• Exercise task:
Extract the data exactly, missing nothing.

━━━━━━━━━━━━━━━━

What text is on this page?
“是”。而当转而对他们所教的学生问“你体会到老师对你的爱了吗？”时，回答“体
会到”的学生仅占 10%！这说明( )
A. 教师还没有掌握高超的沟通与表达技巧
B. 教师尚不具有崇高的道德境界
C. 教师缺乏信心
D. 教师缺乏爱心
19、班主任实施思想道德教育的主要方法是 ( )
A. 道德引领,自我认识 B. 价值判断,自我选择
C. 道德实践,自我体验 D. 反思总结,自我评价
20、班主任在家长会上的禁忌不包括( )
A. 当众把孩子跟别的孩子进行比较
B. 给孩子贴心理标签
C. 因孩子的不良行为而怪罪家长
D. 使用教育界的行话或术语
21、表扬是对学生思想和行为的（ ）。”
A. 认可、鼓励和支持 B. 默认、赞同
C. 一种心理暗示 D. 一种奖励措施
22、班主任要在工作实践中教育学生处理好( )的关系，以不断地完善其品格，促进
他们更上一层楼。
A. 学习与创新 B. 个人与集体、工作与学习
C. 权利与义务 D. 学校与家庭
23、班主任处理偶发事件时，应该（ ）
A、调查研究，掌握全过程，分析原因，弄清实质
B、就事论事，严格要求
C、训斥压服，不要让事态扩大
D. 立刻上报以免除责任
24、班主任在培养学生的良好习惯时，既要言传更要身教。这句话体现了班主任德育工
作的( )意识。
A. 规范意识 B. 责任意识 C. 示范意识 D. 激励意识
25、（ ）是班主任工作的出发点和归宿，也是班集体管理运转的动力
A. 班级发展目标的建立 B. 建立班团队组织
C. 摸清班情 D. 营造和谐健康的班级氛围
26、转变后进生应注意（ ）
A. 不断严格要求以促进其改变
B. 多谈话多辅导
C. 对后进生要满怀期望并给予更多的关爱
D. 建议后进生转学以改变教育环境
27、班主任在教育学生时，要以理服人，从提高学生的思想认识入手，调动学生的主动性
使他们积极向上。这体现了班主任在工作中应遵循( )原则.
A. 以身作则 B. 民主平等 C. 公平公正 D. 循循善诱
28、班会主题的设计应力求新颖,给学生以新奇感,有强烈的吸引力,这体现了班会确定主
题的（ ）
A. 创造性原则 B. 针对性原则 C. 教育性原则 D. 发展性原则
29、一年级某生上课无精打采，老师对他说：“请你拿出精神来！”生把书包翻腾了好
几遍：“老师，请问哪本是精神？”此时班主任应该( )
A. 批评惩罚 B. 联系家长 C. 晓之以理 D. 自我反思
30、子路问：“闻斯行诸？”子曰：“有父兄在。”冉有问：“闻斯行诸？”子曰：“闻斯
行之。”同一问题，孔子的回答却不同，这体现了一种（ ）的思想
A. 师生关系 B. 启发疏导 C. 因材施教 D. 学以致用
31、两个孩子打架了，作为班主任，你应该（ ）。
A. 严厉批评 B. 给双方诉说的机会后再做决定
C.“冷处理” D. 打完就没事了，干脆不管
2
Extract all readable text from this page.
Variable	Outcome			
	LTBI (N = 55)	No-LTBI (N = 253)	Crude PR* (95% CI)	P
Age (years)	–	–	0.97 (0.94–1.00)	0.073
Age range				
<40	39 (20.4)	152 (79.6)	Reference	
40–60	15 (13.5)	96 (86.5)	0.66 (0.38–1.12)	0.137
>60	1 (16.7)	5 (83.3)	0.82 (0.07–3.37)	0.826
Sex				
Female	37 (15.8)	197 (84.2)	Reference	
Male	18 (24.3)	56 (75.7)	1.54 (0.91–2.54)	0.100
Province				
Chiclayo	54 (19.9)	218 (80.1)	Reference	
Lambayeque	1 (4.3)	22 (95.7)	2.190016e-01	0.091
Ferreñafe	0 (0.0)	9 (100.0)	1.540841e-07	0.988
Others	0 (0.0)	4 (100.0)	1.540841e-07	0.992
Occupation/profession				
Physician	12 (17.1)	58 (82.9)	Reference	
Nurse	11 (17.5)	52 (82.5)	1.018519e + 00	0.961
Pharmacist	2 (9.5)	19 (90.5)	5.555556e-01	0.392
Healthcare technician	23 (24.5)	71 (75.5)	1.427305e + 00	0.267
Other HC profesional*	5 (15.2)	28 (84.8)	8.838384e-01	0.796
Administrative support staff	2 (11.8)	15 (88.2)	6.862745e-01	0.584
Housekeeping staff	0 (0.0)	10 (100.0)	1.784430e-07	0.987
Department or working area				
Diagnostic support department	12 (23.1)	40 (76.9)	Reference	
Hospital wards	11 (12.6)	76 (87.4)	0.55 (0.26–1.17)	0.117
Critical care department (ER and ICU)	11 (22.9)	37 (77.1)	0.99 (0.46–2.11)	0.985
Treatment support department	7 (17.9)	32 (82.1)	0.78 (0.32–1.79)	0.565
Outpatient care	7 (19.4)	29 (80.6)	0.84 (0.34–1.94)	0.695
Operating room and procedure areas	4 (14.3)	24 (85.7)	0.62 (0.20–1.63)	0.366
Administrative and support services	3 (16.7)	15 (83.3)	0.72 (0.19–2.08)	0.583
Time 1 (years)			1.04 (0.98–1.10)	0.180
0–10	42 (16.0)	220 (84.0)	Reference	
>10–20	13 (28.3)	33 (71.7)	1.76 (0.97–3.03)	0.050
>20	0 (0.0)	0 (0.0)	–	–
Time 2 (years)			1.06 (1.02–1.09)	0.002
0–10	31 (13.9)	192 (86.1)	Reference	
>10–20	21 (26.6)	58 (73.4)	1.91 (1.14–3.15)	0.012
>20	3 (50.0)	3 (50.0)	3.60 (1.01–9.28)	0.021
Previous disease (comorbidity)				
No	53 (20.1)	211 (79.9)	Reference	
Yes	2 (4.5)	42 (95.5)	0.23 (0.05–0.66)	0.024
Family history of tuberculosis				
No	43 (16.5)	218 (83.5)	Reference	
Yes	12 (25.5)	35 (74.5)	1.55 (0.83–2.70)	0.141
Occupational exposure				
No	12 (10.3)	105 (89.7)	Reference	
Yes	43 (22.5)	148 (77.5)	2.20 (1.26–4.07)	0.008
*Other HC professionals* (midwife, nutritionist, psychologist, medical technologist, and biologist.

━━━━━━━━━━━━━━━━

• Solution to this problem:
What text is on this page?
“是”。而当转而对他们所教的学生问“你体会到老师对你的爱了吗？”时，回答“体
会到”的学生仅占 10%！这说明( )
A. 教师还没有掌握高超的沟通与表达技巧
B. 教师尚不具有崇高的道德境界
C. 教师缺乏信心
D. 教师缺乏爱心
19、班主任实施思想道德教育的主要方法是 ( )
A. 道德引领,自我认识 B. 价值判断,自我选择
C. 道德实践,自我体验 D. 反思总结,自我评价
20、班主任在家长会上的禁忌不包括( )
A. 当众把孩子跟别的孩子进行比较
B. 给孩子贴心理标签
C. 因孩子的不良行为而怪罪家长
D. 使用教育界的行话或术语
21、表扬是对学生思想和行为的（ ）。”
A. 认可、鼓励和支持 B. 默认、赞同
C. 一种心理暗示 D. 一种奖励措施
22、班主任要在工作实践中教育学生处理好( )的关系，以不断地完善其品格，促进
他们更上一层楼。
A. 学习与创新 B. 个人与集体、工作与学习
C. 权利与义务 D. 学校与家庭
23、班主任处理偶发事件时，应该（ ）
A、调查研究，掌握全过程，分析原因，弄清实质
B、就事论事，严格要求
C、训斥压服，不要让事态扩大
D. 立刻上报以免除责任
24、班主任在培养学生的良好习惯时，既要言传更要身教。这句话体现了班主任德育工
作的( )意识。
A. 规范意识 B. 责任意识 C. 示范意识 D. 激励意识
25、（ ）是班主任工作的出发点和归宿，也是班集体管理运转的动力
A. 班级发展目标的建立 B. 建立班团队组织
C. 摸清班情 D. 营造和谐健康的班级氛围
26、转变后进生应注意（ ）
A. 不断严格要求以促进其改变
B. 多谈话多辅导
C. 对后进生要满怀期望并给予更多的关爱
D. 建议后进生转学以改变教育环境
27、班主任在教育学生时，要以理服人，从提高学生的思想认识入手，调动学生的主动性
使他们积极向上。这体现了班主任在工作中应遵循( )原则.
A. 以身作则 B. 民主平等 C. 公平公正 D. 循循善诱
28、班会主题的设计应力求新颖,给学生以新奇感,有强烈的吸引力,这体现了班会确定主
题的（ ）
A. 创造性原则 B. 针对性原则 C. 教育性原则 D. 发展性原则
29、一年级某生上课无精打采，老师对他说：“请你拿出精神来！”生把书包翻腾了好
几遍：“老师，请问哪本是精神？”此时班主任应该( )
A. 批评惩罚 B. 联系家长 C. 晓之以理 D. 自我反思
30、子路问：“闻斯行诸？”子曰：“有父兄在。”冉有问：“闻斯行诸？”子曰：“闻斯
行之。”同一问题，孔子的回答却不同，这体现了一种（ ）的思想
A. 师生关系 B. 启发疏导 C. 因材施教 D. 学以致用
31、两个孩子打架了，作为班主任，你应该（ ）。
A. 严厉批评 B. 给双方诉说的机会后再做决定
C.“冷处理” D. 打完就没事了，干脆不管
2
Extract all readable text from this page.
Variable	Outcome			
	LTBI (N = 55)	No-LTBI (N = 253)	Crude PR* (95% CI)	P
Age (years)	–	–	0.97 (0.94–1.00)	0.073
Age range				
<40	39 (20.4)	152 (79.6)	Reference	
40–60	15 (13.5)	96 (86.5)	0.66 (0.38–1.12)	0.137
>60	1 (16.7)	5 (83.3)	0.82 (0.07–3.37)	0.826
Sex				
Female	37 (15.8)	197 (84.2)	Reference	
Male	18 (24.3)	56 (75.7)	1.54 (0.91–2.54)	0.100
Province				
Chiclayo	54 (19.9)	218 (80.1)	Reference	
Lambayeque	1 (4.3)	22 (95.7)	2.190016e-01	0.091
Ferreñafe	0 (0.0)	9 (100.0)	1.540841e-07	0.988
Others	0 (0.0)	4 (100.0)	1.540841e-07	0.992
Occupation/profession				
Physician	12 (17.1)	58 (82.9)	Reference	
Nurse	11 (17.5)	52 (82.5)	1.018519e + 00	0.961
Pharmacist	2 (9.5)	19 (90.5)	5.555556e-01	0.392
Healthcare technician	23 (24.5)	71 (75.5)	1.427305e + 00	0.267
Other HC profesional*	5 (15.2)	28 (84.8)	8.838384e-01	0.796
Administrative support staff	2 (11.8)	15 (88.2)	6.862745e-01	0.584
Housekeeping staff	0 (0.0)	10 (100.0)	1.784430e-07	0.987
Department or working area				
Diagnostic support department	12 (23.1)	40 (76.9)	Reference	
Hospital wards	11 (12.6)	76 (87.4)	0.55 (0.26–1.17)	0.117
Critical care department (ER and ICU)	11 (22.9)	37 (77.1)	0.99 (0.46–2.11)	0.985
Treatment support department	7 (17.9)	32 (82.1)	0.78 (0.32–1.79)	0.565
Outpatient care	7 (19.4)	29 (80.6)	0.84 (0.34–1.94)	0.695
Operating room and procedure areas	4 (14.3)	24 (85.7)	0.62 (0.20–1.63)	0.366
Administrative and support services	3 (16.7)	15 (83.3)	0.72 (0.19–2.08)	0.583
Time 1 (years)			1.04 (0.98–1.10)	0.180
0–10	42 (16.0)	220 (84.0)	Reference	
>10–20	13 (28.3)	33 (71.7)	1.76 (0.97–3.03)	0.050
>20	0 (0.0)	0 (0.0)	–	–
Time 2 (years)			1.06 (1.02–1.09)	0.002
0–10	31 (13.9)	192 (86.1)	Reference	
>10–20	21 (26.6)	58 (73.4)	1.91 (1.14–3.15)	0.012
>20	3 (50.0)	3 (50.0)	3.60 (1.01–9.28)	0.021
Previous disease (comorbidity)				
No	53 (20.1)	211 (79.9)	Reference	
Yes	2 (4.5)	42 (95.5)	0.23 (0.05–0.66)	0.024
Family history of tuberculosis				
No	43 (16.5)	218 (83.5)	Reference	
Yes	12 (25.5)	35 (74.5)	1.55 (0.83–2.70)	0.141
Occupational exposure				
No	12 (10.3)	105 (89.7)	Reference	
Yes	43 (22.5)	148 (77.5)	2.20 (1.26–4.07)	0.008
*Other HC professionals* (midwife, nutritionist, psychologist, medical technologist, and biologist.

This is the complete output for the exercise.